- Dataset rows -
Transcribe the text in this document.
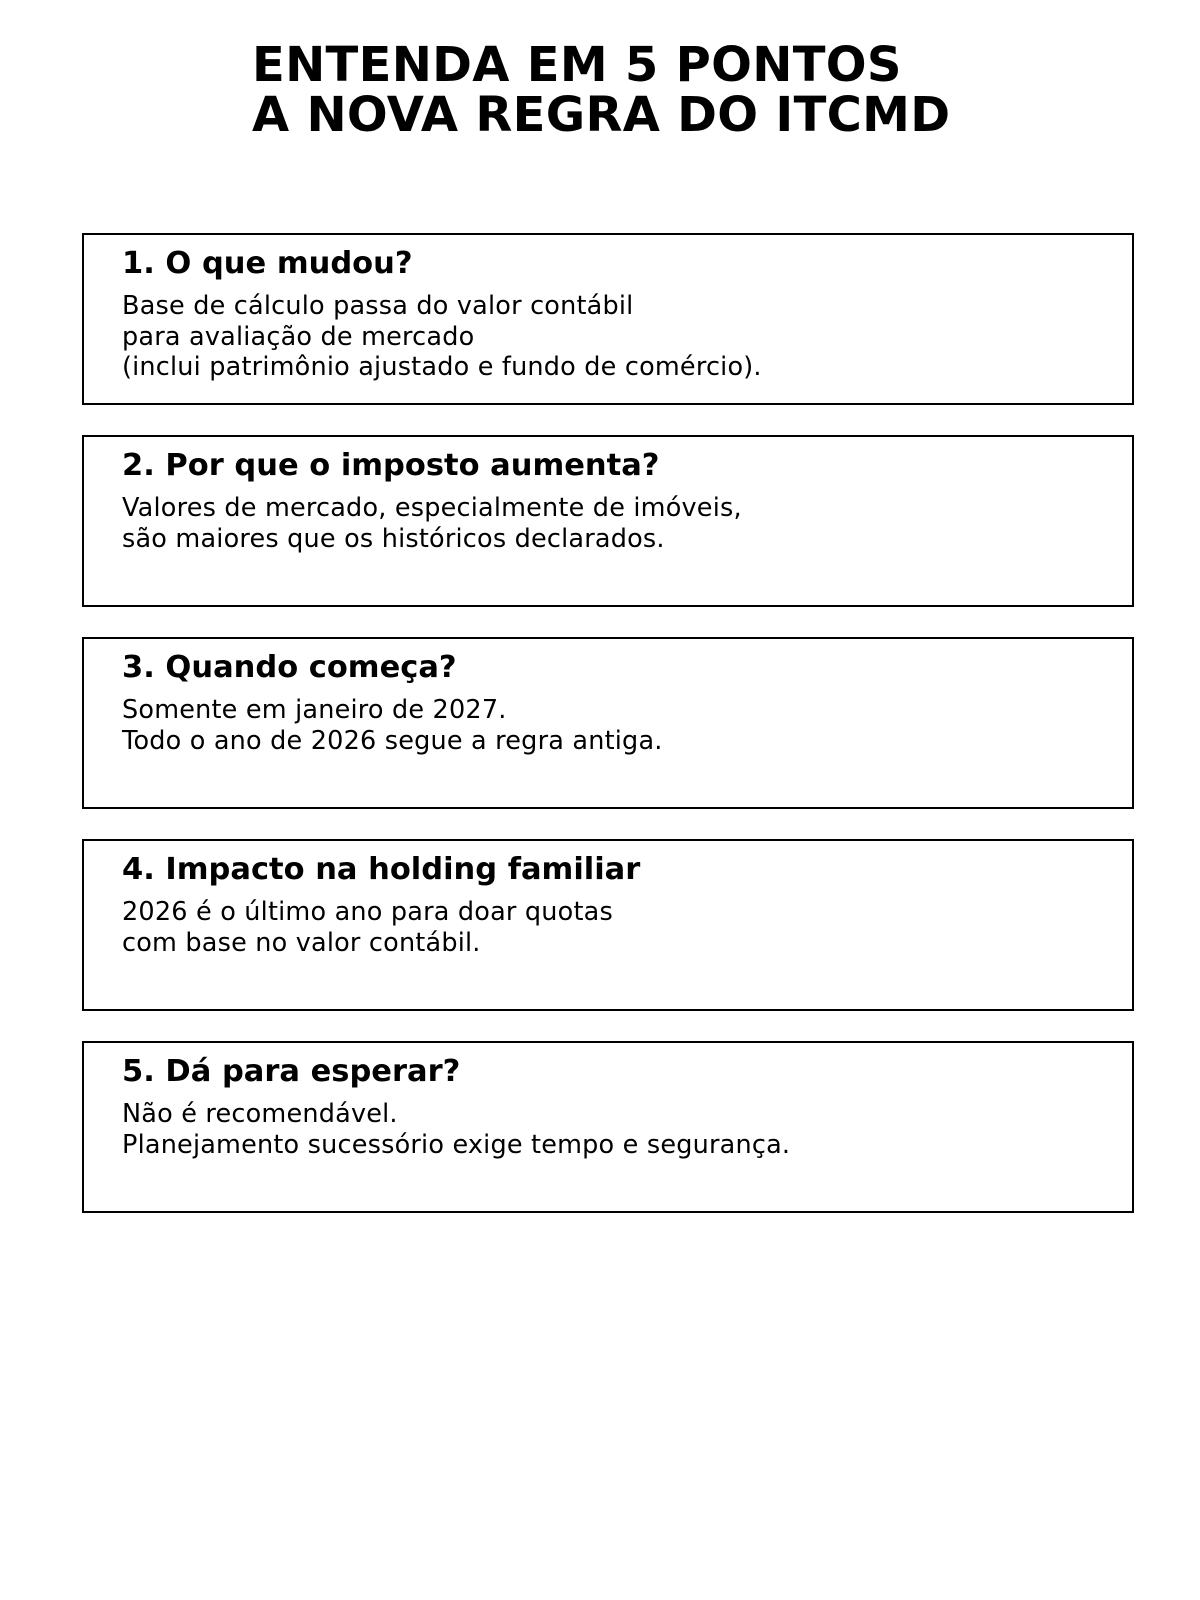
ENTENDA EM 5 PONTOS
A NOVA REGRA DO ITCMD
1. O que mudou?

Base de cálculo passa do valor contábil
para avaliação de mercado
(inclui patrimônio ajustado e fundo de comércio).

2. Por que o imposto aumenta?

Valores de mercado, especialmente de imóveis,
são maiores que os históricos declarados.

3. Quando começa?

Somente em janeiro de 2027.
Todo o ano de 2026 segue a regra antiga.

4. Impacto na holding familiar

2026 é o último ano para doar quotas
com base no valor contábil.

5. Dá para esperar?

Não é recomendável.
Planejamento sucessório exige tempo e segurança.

- Goal -
In the records above, how many lines include the string "mercado"? Answer with only the number.

- Result for this task -
2